Aim 1 » Using the Massey Tower passage below, say whether each statement agrees with it, answering yes or no and quoting the words that decide it: (a) The ground-level egress route was 12 feet wide. (b) The piles beneath the escape route were drilled during the day. (c) The site could be entered from more than one street.
Aim 2 » Carry on the Massey Tower passage below, beginning right after its last sentence.

Document passage »
╭──
The Massey Tower site hosted an emergency escape that projected from the EWG. At ground level, a 12-foot-wide, fenced-off egress route had to be maintained at all times through the jobsite in case of an emergency.

A portion of the shoring wall was located directly beneath the overhanging escape route, requiring careful consideration in setting up the drilling. To install the required steel soldier piles, deep used oversized holes so that the drill mast could just clear the overhead obstacle, while the back of the drilled holes were far enough beneath the escape route so that the piles could be installed at the designed locations. The piles in this area eventually became incorporated into the supports for a temporary walkway and bridge structure crossing over the excavation between the two sites, serving as the emergency egress route as the job proceeded. Drilling of the piles below the escape route had to be done overnight while the theatre had no occupants, as the drilling obstructed the emergency egress route. deep had the capacity to run a crew at night and two crews during the day in order to accelerate the pile installation process and the project’s overall schedule.

At the same time, the excavating contractor began excavating on the west end of the site near the CIBC building in order to prepare the drill platform for the next stage of the foundation work. With the only site access off Victoria Street, work areas became very tight and constricting. This work had to be carefully orchestrated to allow for the productive and safe movement of dump trucks, concrete trucks and drill equipment.
╰──
Data »
╭──
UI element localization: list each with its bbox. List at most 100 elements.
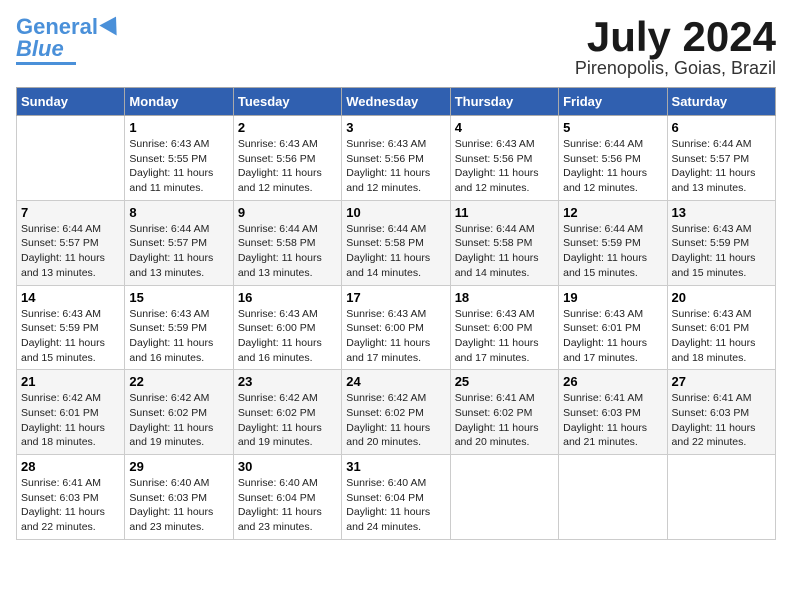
╰──
Exercise output 1 »
(a) Yes: "a 12-foot-wide, fenced-off egress route had to be maintained at all times through the jobsite"
(b) No: "Drilling of the piles below the escape route had to be done overnight while the theatre had no occupants"
(c) No: "With the only site access off Victoria Street"

Exercise output 2 »
Once the street level vertical drilling came to completion, the next steps were critical to ensure the emergency egress walkway and bridge would be in place within the required timeframe. The EWG theatre accommodated a two-week shutdown period for the initial excavation stages and temporary bridge installation. During the shutdown period the ground level escape route was removed, allowing the area to be excavated and the overhead walkway to be installed.

Several activities had to be completed during this two-week period to allow the temporary bridge to be installed. Several tiebacks for the shoring needed to be installed only nine feet below the proposed bridge location. Due to the height of the equipment, these tiebacks had to be installed quickly once the initial excavation was done and prior to the bridge being in place to avoid interference.

Meanwhile, the shoring piles at Heintzman Hall and the CIBC building had to be drilled from a lower elevation to accommodate the existing footings. This work took place at the far end of the site and access for concrete deliveries was blocked by the excavation and tiebacks being installed in the middle of the jobsite. It was necessary to complete this drilling and demobilize the drill rig before the bridge was in place, as the drill would not fit below the temporary bridge once installed. deep was able to accommodate longer shifts and weekend work in order to complete this stage of the foundation work on schedule to ensure the next stage of work on the Massey Hall and Tower projects could continue.

Excavating for the tiebacks and walkway in the middle of the site meant no access for concrete trucks to pour the secant wall in the southwest. Having all these activities occurring at the same time in such a congested area would have been a daunting endeavor for most companies. deep organized a 170-foot concrete pump to reach over the excavated jobsite from the Victoria Street entrance to pour the secant wall in the opposite corner near Yonge Street. The concrete pump solved one problem, but it also occupied the entire main entrance, blocking access for any deliveries. All activities had to be carefully scheduled and orchestrated for the work plan to be executed without disruption to any of the activities.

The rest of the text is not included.